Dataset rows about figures
"""
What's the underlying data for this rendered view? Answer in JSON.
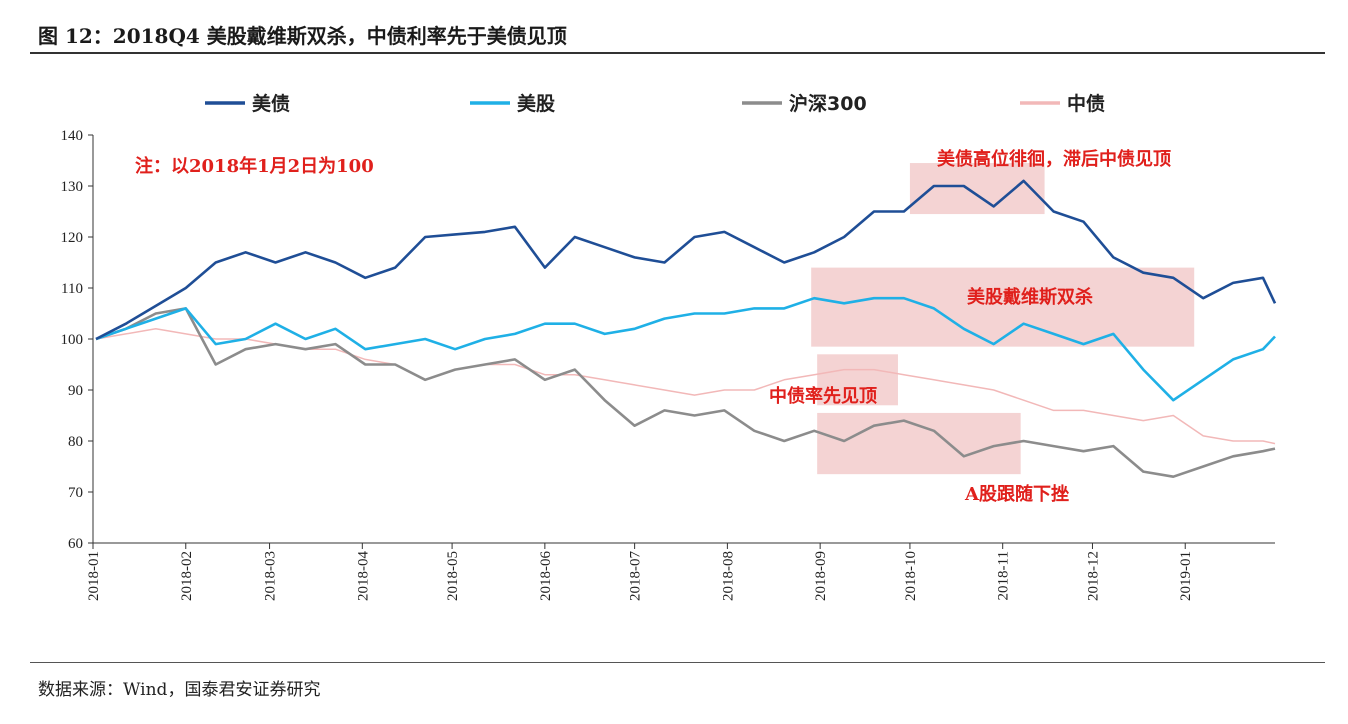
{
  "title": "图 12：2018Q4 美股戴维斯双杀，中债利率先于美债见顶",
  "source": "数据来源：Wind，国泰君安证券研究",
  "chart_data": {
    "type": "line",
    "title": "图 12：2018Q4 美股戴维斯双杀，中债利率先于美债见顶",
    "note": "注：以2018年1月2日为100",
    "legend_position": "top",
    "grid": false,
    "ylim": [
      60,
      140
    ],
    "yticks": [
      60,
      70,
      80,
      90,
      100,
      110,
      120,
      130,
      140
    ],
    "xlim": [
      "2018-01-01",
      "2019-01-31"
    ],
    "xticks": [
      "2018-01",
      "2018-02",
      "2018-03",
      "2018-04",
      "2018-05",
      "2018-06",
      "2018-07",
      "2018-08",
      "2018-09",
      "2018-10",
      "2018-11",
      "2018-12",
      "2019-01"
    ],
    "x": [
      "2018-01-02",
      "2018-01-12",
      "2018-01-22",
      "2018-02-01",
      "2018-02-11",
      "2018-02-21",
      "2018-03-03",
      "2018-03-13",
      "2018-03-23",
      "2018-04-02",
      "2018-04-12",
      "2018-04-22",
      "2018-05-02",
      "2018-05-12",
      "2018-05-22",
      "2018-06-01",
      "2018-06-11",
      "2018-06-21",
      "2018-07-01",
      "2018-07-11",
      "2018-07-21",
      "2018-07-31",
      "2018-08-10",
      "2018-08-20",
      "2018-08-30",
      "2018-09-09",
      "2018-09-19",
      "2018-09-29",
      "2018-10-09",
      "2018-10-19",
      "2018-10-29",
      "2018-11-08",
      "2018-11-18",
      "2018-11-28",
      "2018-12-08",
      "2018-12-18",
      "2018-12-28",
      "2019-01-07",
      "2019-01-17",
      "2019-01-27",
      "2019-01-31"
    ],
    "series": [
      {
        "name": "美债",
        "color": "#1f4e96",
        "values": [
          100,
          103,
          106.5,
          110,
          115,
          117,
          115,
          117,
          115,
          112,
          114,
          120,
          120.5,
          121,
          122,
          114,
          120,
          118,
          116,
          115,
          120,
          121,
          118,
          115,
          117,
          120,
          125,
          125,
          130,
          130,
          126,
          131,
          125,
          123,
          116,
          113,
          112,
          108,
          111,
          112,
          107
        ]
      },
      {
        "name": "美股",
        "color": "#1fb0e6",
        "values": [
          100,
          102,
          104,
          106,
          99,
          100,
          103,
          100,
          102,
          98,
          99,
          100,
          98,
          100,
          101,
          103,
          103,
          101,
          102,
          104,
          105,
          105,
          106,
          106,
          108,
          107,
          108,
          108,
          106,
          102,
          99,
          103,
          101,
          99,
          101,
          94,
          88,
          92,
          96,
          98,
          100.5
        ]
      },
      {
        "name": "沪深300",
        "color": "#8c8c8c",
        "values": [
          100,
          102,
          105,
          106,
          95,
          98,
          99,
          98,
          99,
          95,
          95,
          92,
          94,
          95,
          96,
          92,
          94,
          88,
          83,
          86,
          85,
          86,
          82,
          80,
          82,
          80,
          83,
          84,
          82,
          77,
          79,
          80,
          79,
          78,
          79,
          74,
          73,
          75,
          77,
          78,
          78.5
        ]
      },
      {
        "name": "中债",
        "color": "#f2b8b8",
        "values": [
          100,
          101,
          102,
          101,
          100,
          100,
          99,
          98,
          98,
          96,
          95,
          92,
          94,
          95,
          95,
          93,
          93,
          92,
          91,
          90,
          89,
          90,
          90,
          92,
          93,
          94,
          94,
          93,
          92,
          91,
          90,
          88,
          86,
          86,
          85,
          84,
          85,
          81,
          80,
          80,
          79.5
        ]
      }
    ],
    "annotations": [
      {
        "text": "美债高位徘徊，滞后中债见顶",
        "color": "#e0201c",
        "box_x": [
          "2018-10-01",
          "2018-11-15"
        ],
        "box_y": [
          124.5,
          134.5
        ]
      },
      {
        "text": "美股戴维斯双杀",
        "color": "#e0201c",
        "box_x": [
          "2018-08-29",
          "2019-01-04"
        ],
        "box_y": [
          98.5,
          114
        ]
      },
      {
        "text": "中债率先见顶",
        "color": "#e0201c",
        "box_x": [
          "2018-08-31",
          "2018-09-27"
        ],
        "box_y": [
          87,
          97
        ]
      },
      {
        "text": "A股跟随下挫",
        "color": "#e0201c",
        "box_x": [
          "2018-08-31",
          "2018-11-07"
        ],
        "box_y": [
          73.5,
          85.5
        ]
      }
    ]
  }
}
"""
Give back the whole listing as it stands, minus its pictures.

What's the underlying data for this rendered view? Answer in JSON.
{
  "title": "图 12：2018Q4 美股戴维斯双杀，中债利率先于美债见顶",
  "source": "数据来源：Wind，国泰君安证券研究",
  "chart_data": {
    "type": "line",
    "title": "图 12：2018Q4 美股戴维斯双杀，中债利率先于美债见顶",
    "note": "注：以2018年1月2日为100",
    "legend_position": "top",
    "grid": false,
    "ylim": [
      60,
      140
    ],
    "yticks": [
      60,
      70,
      80,
      90,
      100,
      110,
      120,
      130,
      140
    ],
    "xlim": [
      "2018-01-01",
      "2019-01-31"
    ],
    "xticks": [
      "2018-01",
      "2018-02",
      "2018-03",
      "2018-04",
      "2018-05",
      "2018-06",
      "2018-07",
      "2018-08",
      "2018-09",
      "2018-10",
      "2018-11",
      "2018-12",
      "2019-01"
    ],
    "x": [
      "2018-01-02",
      "2018-01-12",
      "2018-01-22",
      "2018-02-01",
      "2018-02-11",
      "2018-02-21",
      "2018-03-03",
      "2018-03-13",
      "2018-03-23",
      "2018-04-02",
      "2018-04-12",
      "2018-04-22",
      "2018-05-02",
      "2018-05-12",
      "2018-05-22",
      "2018-06-01",
      "2018-06-11",
      "2018-06-21",
      "2018-07-01",
      "2018-07-11",
      "2018-07-21",
      "2018-07-31",
      "2018-08-10",
      "2018-08-20",
      "2018-08-30",
      "2018-09-09",
      "2018-09-19",
      "2018-09-29",
      "2018-10-09",
      "2018-10-19",
      "2018-10-29",
      "2018-11-08",
      "2018-11-18",
      "2018-11-28",
      "2018-12-08",
      "2018-12-18",
      "2018-12-28",
      "2019-01-07",
      "2019-01-17",
      "2019-01-27",
      "2019-01-31"
    ],
    "series": [
      {
        "name": "美债",
        "color": "#1f4e96",
        "values": [
          100,
          103,
          106.5,
          110,
          115,
          117,
          115,
          117,
          115,
          112,
          114,
          120,
          120.5,
          121,
          122,
          114,
          120,
          118,
          116,
          115,
          120,
          121,
          118,
          115,
          117,
          120,
          125,
          125,
          130,
          130,
          126,
          131,
          125,
          123,
          116,
          113,
          112,
          108,
          111,
          112,
          107
        ]
      },
      {
        "name": "美股",
        "color": "#1fb0e6",
        "values": [
          100,
          102,
          104,
          106,
          99,
          100,
          103,
          100,
          102,
          98,
          99,
          100,
          98,
          100,
          101,
          103,
          103,
          101,
          102,
          104,
          105,
          105,
          106,
          106,
          108,
          107,
          108,
          108,
          106,
          102,
          99,
          103,
          101,
          99,
          101,
          94,
          88,
          92,
          96,
          98,
          100.5
        ]
      },
      {
        "name": "沪深300",
        "color": "#8c8c8c",
        "values": [
          100,
          102,
          105,
          106,
          95,
          98,
          99,
          98,
          99,
          95,
          95,
          92,
          94,
          95,
          96,
          92,
          94,
          88,
          83,
          86,
          85,
          86,
          82,
          80,
          82,
          80,
          83,
          84,
          82,
          77,
          79,
          80,
          79,
          78,
          79,
          74,
          73,
          75,
          77,
          78,
          78.5
        ]
      },
      {
        "name": "中债",
        "color": "#f2b8b8",
        "values": [
          100,
          101,
          102,
          101,
          100,
          100,
          99,
          98,
          98,
          96,
          95,
          92,
          94,
          95,
          95,
          93,
          93,
          92,
          91,
          90,
          89,
          90,
          90,
          92,
          93,
          94,
          94,
          93,
          92,
          91,
          90,
          88,
          86,
          86,
          85,
          84,
          85,
          81,
          80,
          80,
          79.5
        ]
      }
    ],
    "annotations": [
      {
        "text": "美债高位徘徊，滞后中债见顶",
        "color": "#e0201c",
        "box_x": [
          "2018-10-01",
          "2018-11-15"
        ],
        "box_y": [
          124.5,
          134.5
        ]
      },
      {
        "text": "美股戴维斯双杀",
        "color": "#e0201c",
        "box_x": [
          "2018-08-29",
          "2019-01-04"
        ],
        "box_y": [
          98.5,
          114
        ]
      },
      {
        "text": "中债率先见顶",
        "color": "#e0201c",
        "box_x": [
          "2018-08-31",
          "2018-09-27"
        ],
        "box_y": [
          87,
          97
        ]
      },
      {
        "text": "A股跟随下挫",
        "color": "#e0201c",
        "box_x": [
          "2018-08-31",
          "2018-11-07"
        ],
        "box_y": [
          73.5,
          85.5
        ]
      }
    ]
  }
}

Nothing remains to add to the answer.